From the entries below, report how many lines contain the string "spoons". Give only that number.

>> begin

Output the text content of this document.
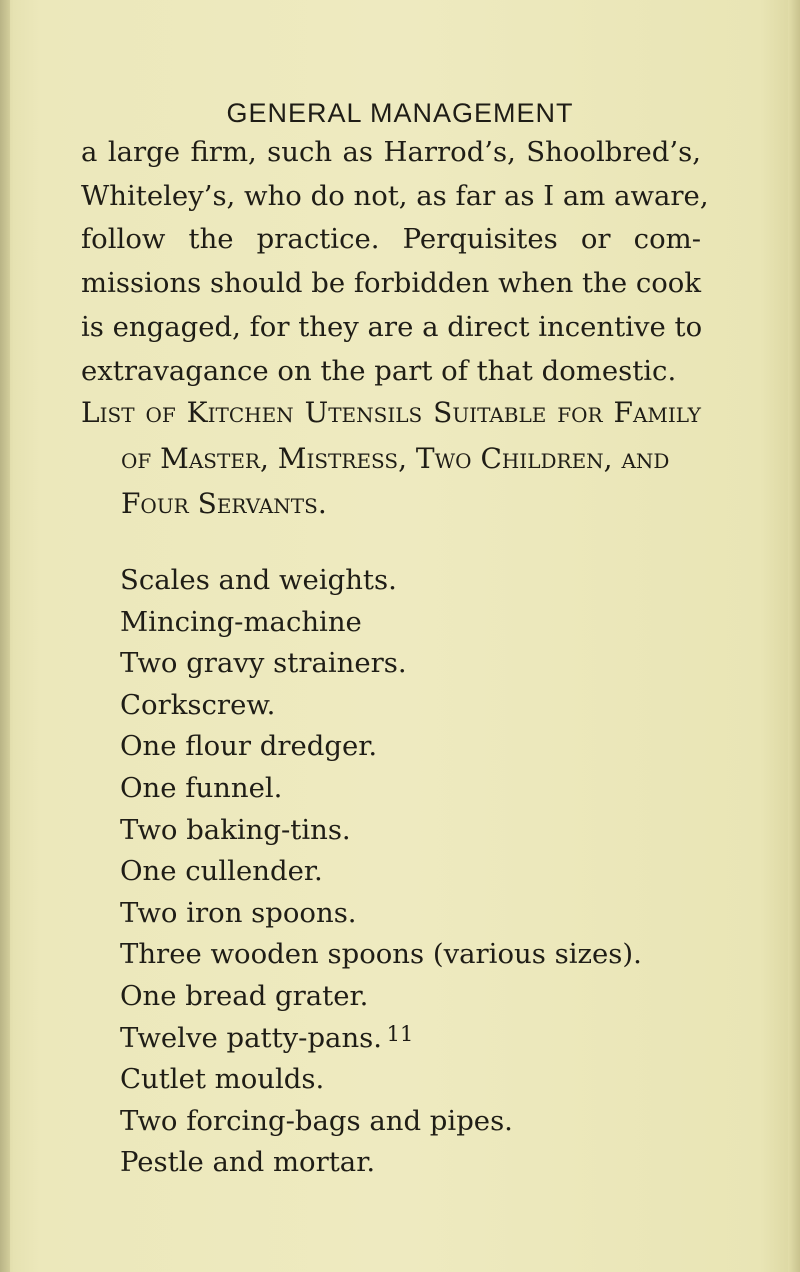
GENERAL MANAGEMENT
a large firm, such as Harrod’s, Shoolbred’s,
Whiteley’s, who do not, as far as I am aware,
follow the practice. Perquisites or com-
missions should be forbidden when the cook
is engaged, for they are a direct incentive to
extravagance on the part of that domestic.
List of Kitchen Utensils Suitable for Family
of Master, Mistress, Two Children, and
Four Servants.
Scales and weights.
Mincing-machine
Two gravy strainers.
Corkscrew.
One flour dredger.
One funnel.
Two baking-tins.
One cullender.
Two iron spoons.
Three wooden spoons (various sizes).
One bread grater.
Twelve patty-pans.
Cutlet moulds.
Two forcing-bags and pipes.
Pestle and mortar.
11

>> end
>> begin

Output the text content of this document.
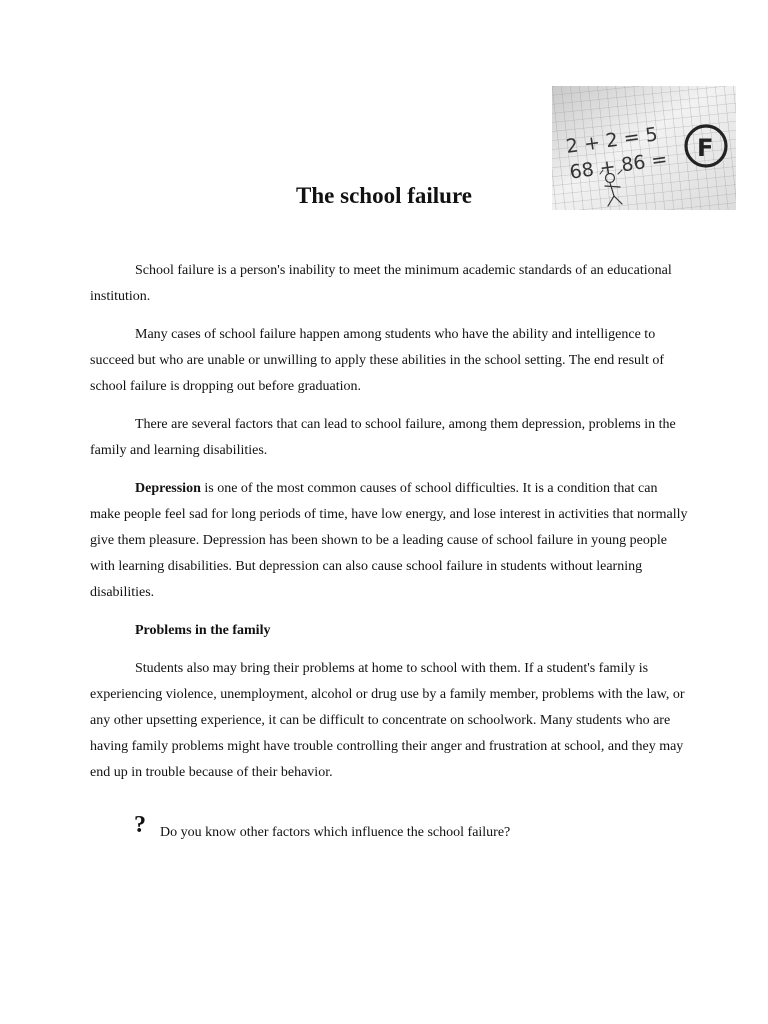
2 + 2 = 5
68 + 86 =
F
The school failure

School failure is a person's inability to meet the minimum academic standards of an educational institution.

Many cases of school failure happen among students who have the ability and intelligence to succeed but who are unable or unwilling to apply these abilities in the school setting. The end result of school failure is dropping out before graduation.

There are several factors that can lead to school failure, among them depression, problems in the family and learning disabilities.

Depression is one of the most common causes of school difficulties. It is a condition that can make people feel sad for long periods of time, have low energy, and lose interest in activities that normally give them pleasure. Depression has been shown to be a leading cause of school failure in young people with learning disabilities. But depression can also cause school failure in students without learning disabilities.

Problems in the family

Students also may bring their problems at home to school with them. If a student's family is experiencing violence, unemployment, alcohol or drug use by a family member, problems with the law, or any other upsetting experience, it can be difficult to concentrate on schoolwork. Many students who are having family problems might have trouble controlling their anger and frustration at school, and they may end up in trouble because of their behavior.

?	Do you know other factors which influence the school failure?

>> end

### Result of the task
2